**What needs to be done**
Give the listing again in full, exactly as written.

**The data**
***

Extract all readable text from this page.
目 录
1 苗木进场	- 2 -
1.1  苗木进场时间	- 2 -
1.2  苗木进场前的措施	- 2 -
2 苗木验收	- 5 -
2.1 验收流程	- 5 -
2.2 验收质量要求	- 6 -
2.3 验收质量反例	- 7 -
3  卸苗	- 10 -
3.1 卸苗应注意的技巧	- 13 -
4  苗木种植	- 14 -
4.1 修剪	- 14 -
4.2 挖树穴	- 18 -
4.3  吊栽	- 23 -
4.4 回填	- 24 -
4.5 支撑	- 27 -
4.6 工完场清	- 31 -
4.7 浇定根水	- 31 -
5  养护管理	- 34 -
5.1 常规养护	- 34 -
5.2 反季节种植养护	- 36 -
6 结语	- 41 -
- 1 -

***

**Reply**
Extract all readable text from this page.
目 录
1 苗木进场	- 2 -
1.1  苗木进场时间	- 2 -
1.2  苗木进场前的措施	- 2 -
2 苗木验收	- 5 -
2.1 验收流程	- 5 -
2.2 验收质量要求	- 6 -
2.3 验收质量反例	- 7 -
3  卸苗	- 10 -
3.1 卸苗应注意的技巧	- 13 -
4  苗木种植	- 14 -
4.1 修剪	- 14 -
4.2 挖树穴	- 18 -
4.3  吊栽	- 23 -
4.4 回填	- 24 -
4.5 支撑	- 27 -
4.6 工完场清	- 31 -
4.7 浇定根水	- 31 -
5  养护管理	- 34 -
5.1 常规养护	- 34 -
5.2 反季节种植养护	- 36 -
6 结语	- 41 -
- 1 -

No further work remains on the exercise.